• WHAT THE TASK ASKS:
The listing must be reproduced in full, exactly as it stands.
──────── RAW RECORDS
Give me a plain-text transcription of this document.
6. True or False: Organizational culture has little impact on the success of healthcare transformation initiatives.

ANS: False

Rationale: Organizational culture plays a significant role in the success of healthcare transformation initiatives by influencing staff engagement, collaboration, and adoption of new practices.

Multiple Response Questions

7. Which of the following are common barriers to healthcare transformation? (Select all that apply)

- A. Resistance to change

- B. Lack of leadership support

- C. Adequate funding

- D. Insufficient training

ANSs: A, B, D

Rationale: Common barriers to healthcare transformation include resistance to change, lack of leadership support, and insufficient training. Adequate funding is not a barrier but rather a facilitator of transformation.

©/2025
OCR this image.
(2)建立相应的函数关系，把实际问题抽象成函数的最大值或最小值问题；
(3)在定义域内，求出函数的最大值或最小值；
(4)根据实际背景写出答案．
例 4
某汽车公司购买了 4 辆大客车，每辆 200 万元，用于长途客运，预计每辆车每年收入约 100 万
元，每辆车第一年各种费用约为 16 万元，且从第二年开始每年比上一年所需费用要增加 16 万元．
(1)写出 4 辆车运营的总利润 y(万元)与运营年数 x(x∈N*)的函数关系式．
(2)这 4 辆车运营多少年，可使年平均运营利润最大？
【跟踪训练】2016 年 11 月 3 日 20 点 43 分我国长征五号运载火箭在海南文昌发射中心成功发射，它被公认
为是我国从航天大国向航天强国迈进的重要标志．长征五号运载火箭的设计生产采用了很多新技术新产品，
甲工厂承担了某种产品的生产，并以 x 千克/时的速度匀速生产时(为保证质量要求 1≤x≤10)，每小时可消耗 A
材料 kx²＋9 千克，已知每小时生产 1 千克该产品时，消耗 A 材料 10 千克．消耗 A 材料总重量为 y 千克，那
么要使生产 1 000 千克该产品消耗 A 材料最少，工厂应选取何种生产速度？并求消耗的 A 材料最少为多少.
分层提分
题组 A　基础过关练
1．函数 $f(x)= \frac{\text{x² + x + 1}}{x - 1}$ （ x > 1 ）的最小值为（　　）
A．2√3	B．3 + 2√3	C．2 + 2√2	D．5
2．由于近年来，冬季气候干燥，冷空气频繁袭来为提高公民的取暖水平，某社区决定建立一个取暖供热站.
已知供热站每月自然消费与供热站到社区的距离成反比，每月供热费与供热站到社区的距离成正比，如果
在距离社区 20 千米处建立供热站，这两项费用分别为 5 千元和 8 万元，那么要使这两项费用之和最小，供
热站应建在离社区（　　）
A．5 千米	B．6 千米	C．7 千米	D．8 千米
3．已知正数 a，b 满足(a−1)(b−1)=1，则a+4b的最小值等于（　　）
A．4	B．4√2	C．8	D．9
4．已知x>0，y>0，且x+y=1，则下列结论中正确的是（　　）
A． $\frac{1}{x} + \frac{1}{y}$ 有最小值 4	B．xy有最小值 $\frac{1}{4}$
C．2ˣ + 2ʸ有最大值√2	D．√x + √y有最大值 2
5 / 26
────────────────
• EXERCISE OUTPUT:
Give me a plain-text transcription of this document.
6. True or False: Organizational culture has little impact on the success of healthcare transformation initiatives.

ANS: False

Rationale: Organizational culture plays a significant role in the success of healthcare transformation initiatives by influencing staff engagement, collaboration, and adoption of new practices.

Multiple Response Questions

7. Which of the following are common barriers to healthcare transformation? (Select all that apply)

- A. Resistance to change

- B. Lack of leadership support

- C. Adequate funding

- D. Insufficient training

ANSs: A, B, D

Rationale: Common barriers to healthcare transformation include resistance to change, lack of leadership support, and insufficient training. Adequate funding is not a barrier but rather a facilitator of transformation.

©/2025
OCR this image.
(2)建立相应的函数关系，把实际问题抽象成函数的最大值或最小值问题；
(3)在定义域内，求出函数的最大值或最小值；
(4)根据实际背景写出答案．
例 4
某汽车公司购买了 4 辆大客车，每辆 200 万元，用于长途客运，预计每辆车每年收入约 100 万
元，每辆车第一年各种费用约为 16 万元，且从第二年开始每年比上一年所需费用要增加 16 万元．
(1)写出 4 辆车运营的总利润 y(万元)与运营年数 x(x∈N*)的函数关系式．
(2)这 4 辆车运营多少年，可使年平均运营利润最大？
【跟踪训练】2016 年 11 月 3 日 20 点 43 分我国长征五号运载火箭在海南文昌发射中心成功发射，它被公认
为是我国从航天大国向航天强国迈进的重要标志．长征五号运载火箭的设计生产采用了很多新技术新产品，
甲工厂承担了某种产品的生产，并以 x 千克/时的速度匀速生产时(为保证质量要求 1≤x≤10)，每小时可消耗 A
材料 kx²＋9 千克，已知每小时生产 1 千克该产品时，消耗 A 材料 10 千克．消耗 A 材料总重量为 y 千克，那
么要使生产 1 000 千克该产品消耗 A 材料最少，工厂应选取何种生产速度？并求消耗的 A 材料最少为多少.
分层提分
题组 A　基础过关练
1．函数 $f(x)= \frac{\text{x² + x + 1}}{x - 1}$ （ x > 1 ）的最小值为（　　）
A．2√3	B．3 + 2√3	C．2 + 2√2	D．5
2．由于近年来，冬季气候干燥，冷空气频繁袭来为提高公民的取暖水平，某社区决定建立一个取暖供热站.
已知供热站每月自然消费与供热站到社区的距离成反比，每月供热费与供热站到社区的距离成正比，如果
在距离社区 20 千米处建立供热站，这两项费用分别为 5 千元和 8 万元，那么要使这两项费用之和最小，供
热站应建在离社区（　　）
A．5 千米	B．6 千米	C．7 千米	D．8 千米
3．已知正数 a，b 满足(a−1)(b−1)=1，则a+4b的最小值等于（　　）
A．4	B．4√2	C．8	D．9
4．已知x>0，y>0，且x+y=1，则下列结论中正确的是（　　）
A． $\frac{1}{x} + \frac{1}{y}$ 有最小值 4	B．xy有最小值 $\frac{1}{4}$
C．2ˣ + 2ʸ有最大值√2	D．√x + √y有最大值 2
5 / 26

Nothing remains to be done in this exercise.